◆ WRITTEN PROBLEM
Answer with one number: how many lines hold "Sulpicio".

(Dataset items)
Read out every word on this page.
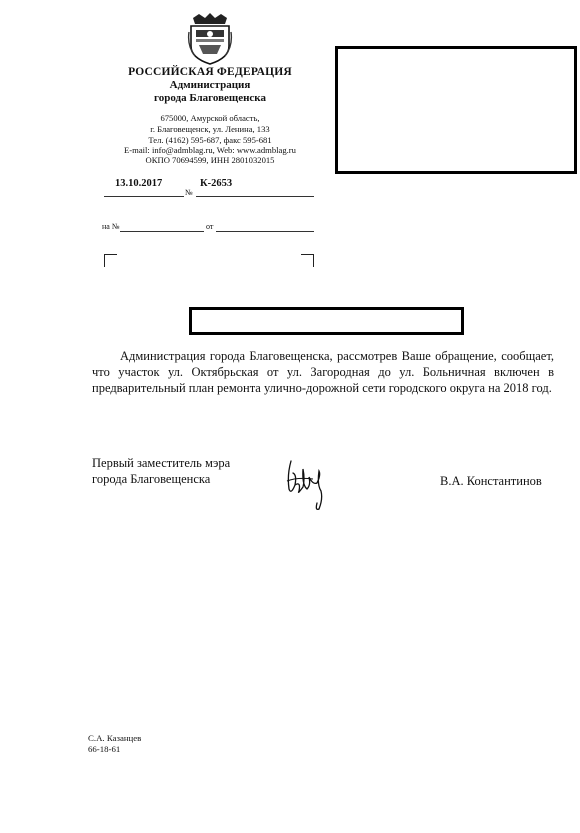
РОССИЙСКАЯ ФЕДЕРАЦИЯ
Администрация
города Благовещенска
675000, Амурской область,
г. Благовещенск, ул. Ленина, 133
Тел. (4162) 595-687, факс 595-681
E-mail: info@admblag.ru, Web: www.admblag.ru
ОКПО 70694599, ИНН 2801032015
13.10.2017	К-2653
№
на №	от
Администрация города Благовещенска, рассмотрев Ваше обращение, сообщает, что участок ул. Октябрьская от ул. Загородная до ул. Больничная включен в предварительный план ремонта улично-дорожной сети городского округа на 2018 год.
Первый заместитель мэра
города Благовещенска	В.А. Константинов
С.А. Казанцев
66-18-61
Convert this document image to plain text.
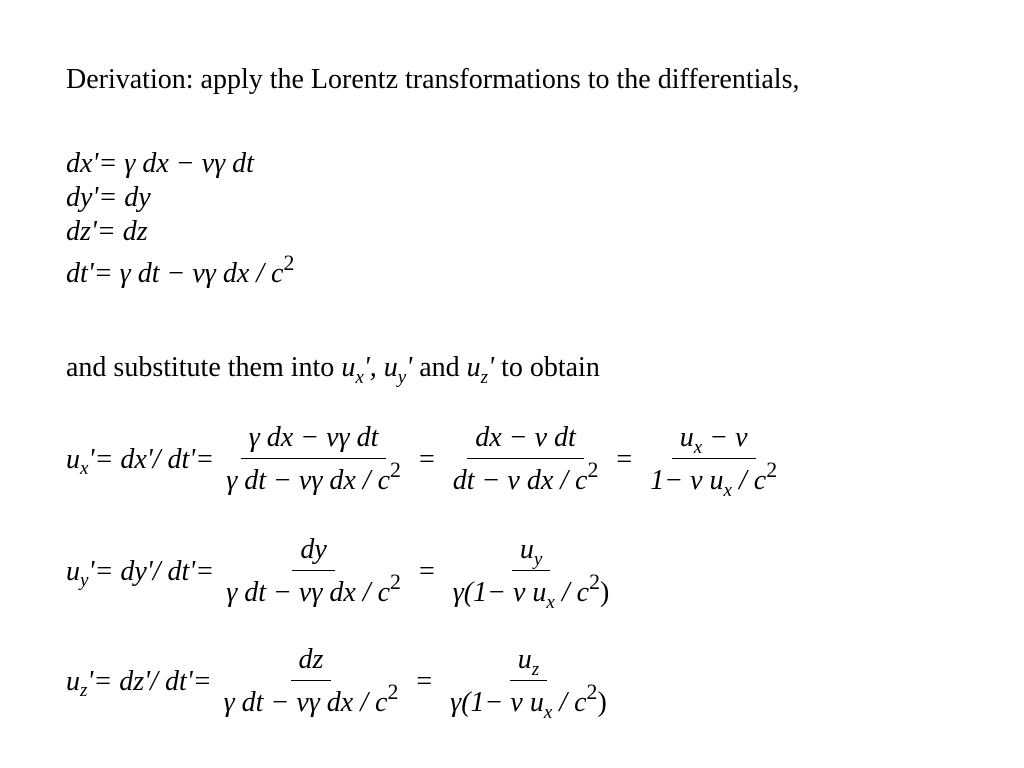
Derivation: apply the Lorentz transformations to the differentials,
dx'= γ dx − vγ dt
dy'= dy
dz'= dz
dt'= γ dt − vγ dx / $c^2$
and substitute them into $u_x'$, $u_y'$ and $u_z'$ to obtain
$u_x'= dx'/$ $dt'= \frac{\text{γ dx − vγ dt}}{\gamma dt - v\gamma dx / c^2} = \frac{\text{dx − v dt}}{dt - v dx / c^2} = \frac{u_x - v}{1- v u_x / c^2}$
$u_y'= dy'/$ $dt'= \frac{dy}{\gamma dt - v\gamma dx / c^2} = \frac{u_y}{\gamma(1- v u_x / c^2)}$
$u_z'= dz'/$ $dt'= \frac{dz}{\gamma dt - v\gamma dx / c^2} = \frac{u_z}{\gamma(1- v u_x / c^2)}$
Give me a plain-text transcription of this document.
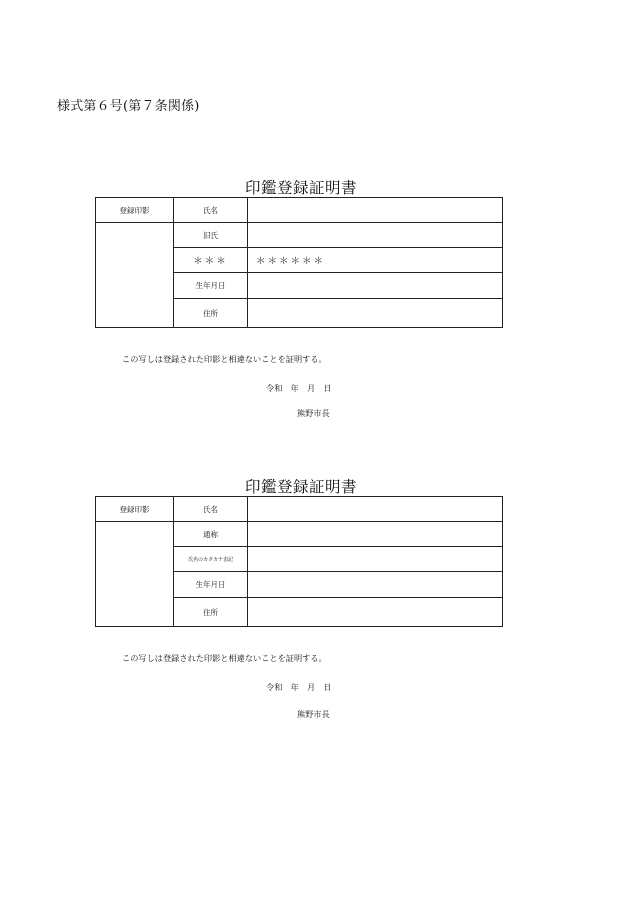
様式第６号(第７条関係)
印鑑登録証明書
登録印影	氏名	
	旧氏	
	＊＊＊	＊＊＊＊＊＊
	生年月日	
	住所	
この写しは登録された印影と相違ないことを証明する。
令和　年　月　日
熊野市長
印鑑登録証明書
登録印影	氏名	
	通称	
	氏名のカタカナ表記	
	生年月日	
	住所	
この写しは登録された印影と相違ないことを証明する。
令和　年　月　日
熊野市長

...

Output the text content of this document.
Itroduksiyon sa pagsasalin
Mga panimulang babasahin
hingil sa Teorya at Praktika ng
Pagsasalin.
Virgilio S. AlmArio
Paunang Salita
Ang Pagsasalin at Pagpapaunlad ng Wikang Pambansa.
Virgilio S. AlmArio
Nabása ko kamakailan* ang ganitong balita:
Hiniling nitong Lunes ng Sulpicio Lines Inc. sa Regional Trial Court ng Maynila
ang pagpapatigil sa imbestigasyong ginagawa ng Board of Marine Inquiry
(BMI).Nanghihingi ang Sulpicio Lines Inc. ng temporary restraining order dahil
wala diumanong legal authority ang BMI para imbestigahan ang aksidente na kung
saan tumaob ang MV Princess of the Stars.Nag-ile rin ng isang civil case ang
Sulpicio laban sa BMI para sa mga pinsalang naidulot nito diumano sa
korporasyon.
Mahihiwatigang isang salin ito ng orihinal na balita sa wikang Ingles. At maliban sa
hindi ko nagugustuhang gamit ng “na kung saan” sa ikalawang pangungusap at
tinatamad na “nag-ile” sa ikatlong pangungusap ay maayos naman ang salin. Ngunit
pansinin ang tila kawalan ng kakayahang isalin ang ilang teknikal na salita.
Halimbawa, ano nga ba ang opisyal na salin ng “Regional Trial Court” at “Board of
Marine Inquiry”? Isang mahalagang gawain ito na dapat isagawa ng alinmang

==

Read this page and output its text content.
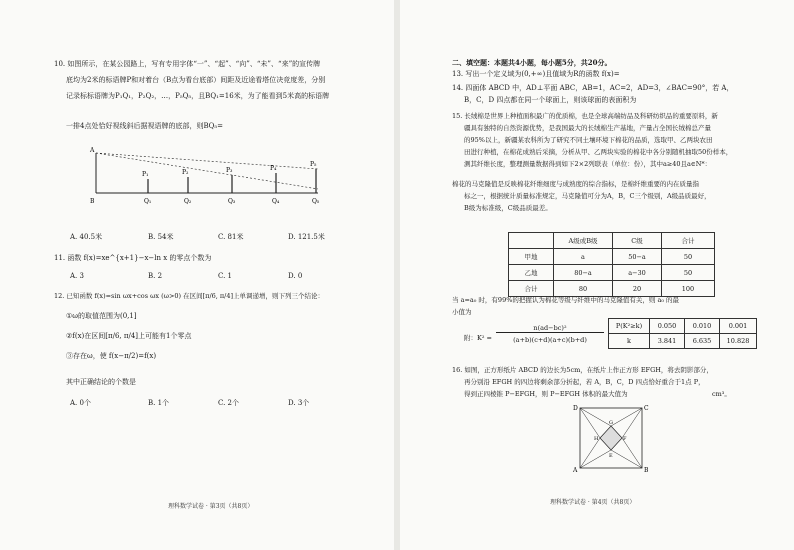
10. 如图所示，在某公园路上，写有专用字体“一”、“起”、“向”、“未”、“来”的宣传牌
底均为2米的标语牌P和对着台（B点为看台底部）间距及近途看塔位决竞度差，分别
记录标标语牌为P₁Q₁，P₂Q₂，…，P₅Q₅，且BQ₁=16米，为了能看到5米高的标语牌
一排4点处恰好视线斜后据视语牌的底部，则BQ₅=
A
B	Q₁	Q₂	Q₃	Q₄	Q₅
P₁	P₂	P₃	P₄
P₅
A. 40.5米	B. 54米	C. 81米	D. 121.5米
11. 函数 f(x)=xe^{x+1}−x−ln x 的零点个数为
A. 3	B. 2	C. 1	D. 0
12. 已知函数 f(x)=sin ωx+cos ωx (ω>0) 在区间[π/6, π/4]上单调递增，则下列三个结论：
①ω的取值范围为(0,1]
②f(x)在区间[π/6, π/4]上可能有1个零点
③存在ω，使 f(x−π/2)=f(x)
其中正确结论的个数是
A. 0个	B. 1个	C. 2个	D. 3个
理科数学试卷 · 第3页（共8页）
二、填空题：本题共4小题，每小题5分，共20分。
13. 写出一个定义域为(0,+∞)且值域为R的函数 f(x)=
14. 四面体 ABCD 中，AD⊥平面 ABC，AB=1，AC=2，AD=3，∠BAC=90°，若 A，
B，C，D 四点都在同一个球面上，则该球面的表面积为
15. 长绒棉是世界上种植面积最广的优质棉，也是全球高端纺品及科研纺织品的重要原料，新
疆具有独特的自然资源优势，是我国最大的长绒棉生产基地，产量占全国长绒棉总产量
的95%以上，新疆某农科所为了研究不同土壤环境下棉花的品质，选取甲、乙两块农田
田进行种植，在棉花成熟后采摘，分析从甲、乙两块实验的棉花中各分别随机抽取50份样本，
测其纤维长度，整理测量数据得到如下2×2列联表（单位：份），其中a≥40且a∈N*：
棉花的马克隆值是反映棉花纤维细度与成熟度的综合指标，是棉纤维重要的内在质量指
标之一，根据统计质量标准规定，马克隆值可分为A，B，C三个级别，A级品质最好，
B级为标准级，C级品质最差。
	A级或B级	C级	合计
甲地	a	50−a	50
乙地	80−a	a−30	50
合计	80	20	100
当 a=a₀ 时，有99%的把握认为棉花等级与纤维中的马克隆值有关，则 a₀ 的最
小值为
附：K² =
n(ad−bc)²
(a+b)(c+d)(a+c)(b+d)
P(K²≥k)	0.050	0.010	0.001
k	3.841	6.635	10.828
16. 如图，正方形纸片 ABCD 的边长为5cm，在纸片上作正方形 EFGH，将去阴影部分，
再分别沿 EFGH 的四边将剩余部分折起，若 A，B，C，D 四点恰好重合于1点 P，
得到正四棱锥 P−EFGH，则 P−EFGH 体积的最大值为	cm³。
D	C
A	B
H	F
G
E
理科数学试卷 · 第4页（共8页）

◆ FULL ANSWER
3